Start of Records for this exercise
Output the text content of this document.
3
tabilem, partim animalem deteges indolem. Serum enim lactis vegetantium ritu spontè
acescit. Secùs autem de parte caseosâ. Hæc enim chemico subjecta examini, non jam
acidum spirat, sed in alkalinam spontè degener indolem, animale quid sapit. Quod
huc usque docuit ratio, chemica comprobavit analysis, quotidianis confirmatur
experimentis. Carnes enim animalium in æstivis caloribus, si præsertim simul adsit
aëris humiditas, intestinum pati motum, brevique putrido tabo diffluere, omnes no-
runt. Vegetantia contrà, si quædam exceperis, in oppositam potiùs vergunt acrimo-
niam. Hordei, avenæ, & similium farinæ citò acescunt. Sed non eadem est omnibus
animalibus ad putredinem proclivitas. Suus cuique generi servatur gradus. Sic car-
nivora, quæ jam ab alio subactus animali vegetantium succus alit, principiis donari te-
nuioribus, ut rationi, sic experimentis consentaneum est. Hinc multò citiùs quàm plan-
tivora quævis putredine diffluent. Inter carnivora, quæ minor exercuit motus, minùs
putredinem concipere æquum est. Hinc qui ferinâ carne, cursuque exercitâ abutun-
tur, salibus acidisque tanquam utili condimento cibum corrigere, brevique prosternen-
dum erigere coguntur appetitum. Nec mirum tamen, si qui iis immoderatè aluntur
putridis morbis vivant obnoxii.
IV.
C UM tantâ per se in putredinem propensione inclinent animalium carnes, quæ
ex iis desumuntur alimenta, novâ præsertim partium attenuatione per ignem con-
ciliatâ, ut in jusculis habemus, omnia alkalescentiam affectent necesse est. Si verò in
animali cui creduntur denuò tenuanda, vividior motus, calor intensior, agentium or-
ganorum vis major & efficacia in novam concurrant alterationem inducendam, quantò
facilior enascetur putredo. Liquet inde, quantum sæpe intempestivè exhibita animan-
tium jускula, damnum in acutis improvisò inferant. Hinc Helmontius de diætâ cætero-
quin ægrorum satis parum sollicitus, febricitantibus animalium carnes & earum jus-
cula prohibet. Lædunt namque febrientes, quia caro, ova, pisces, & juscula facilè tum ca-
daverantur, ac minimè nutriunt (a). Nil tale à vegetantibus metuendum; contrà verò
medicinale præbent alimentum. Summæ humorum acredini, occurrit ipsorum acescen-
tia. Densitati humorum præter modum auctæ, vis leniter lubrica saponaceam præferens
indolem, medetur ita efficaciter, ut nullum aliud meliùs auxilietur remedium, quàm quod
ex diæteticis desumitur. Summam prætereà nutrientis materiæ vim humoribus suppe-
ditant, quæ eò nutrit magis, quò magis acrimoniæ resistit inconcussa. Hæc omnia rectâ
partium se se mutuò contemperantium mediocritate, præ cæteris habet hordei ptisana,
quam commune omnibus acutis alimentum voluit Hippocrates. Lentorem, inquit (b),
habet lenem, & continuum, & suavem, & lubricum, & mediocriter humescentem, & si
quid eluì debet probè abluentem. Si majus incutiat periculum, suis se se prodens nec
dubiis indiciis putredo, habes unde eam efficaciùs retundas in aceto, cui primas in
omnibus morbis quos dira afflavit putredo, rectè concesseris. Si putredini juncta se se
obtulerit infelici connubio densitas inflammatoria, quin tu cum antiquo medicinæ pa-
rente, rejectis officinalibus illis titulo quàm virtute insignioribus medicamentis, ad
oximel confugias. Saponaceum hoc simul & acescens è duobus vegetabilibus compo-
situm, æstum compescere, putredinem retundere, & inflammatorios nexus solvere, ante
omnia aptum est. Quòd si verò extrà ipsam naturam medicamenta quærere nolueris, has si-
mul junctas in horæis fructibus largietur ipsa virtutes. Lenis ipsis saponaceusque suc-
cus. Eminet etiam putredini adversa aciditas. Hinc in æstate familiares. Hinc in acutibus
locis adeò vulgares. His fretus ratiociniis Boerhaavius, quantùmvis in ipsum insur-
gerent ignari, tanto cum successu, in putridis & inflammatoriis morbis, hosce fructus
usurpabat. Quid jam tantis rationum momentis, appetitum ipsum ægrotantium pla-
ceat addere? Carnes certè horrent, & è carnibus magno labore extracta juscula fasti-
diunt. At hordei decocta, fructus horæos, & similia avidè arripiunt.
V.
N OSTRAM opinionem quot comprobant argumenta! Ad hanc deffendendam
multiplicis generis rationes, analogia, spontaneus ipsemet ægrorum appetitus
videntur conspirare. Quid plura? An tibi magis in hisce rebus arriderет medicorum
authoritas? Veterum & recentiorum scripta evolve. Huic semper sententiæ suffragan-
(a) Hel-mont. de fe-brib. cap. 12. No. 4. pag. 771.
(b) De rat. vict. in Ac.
End of Records for this exercise
Where a line above includes "brevique", copy that line.

*Result*
aëris humiditas, intestinum pati motum, brevique putrido tabo diffluere, omnes no-
tur, salibus acidisque tanquam utili condimento cibum corrigere, brevique prosternen-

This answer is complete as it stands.